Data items
════════

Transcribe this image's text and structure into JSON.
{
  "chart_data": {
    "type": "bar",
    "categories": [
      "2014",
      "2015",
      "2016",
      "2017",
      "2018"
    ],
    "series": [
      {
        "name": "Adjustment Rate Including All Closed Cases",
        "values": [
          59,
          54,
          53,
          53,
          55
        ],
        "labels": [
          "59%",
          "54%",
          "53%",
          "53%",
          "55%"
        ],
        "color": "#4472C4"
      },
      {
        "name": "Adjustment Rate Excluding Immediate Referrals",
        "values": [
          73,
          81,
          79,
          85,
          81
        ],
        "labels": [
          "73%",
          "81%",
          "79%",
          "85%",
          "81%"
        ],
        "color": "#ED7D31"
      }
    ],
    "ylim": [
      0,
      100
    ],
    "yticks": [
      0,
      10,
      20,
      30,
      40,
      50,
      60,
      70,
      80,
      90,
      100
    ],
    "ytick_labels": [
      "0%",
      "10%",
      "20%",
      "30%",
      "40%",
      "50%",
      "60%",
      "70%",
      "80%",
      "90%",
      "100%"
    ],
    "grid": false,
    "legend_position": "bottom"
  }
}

════════

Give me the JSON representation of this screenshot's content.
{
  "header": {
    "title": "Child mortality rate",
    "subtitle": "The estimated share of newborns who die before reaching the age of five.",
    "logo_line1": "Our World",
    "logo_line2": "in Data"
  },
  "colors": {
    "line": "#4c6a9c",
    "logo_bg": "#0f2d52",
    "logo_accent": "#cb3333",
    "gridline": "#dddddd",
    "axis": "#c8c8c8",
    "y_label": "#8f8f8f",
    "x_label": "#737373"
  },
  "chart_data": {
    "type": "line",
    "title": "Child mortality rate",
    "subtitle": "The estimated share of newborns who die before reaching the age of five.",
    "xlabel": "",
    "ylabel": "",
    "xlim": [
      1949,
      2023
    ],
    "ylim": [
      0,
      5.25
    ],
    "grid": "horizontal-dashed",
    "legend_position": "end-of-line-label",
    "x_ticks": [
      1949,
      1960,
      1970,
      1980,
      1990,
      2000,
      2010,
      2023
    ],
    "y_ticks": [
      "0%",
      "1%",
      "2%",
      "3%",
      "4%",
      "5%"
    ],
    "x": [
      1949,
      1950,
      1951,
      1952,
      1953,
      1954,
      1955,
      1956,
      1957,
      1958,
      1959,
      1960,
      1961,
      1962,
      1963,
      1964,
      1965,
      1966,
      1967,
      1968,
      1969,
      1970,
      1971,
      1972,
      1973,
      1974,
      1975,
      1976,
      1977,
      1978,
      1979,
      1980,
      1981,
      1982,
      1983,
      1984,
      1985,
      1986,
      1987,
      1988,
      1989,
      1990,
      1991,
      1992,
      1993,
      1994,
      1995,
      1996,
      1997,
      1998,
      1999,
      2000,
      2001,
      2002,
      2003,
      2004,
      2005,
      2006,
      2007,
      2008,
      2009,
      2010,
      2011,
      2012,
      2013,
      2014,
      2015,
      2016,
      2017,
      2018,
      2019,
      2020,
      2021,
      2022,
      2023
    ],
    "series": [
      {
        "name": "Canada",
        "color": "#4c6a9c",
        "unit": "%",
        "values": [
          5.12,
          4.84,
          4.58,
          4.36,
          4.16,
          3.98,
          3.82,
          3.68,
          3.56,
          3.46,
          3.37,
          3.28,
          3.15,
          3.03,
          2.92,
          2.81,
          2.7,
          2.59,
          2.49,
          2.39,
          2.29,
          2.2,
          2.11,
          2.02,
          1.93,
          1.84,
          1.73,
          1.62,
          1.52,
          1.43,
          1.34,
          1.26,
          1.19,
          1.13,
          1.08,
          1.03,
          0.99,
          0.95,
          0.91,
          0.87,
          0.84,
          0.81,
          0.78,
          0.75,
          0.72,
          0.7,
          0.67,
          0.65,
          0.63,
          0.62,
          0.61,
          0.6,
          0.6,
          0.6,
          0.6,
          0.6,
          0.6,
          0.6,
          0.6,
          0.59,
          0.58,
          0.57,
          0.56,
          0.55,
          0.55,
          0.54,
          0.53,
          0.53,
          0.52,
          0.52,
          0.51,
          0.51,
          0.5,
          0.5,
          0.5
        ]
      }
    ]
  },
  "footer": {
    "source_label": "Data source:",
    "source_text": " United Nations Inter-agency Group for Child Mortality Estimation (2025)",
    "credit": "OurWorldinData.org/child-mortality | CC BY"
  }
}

════════

REQUIREMENTS
Copy every line of the listing that contains the word "name".

SOLUTION TO THE PROBLEM
        "name": "Adjustment Rate Including All Closed Cases",
        "name": "Adjustment Rate Excluding Immediate Referrals",
        "name": "Canada",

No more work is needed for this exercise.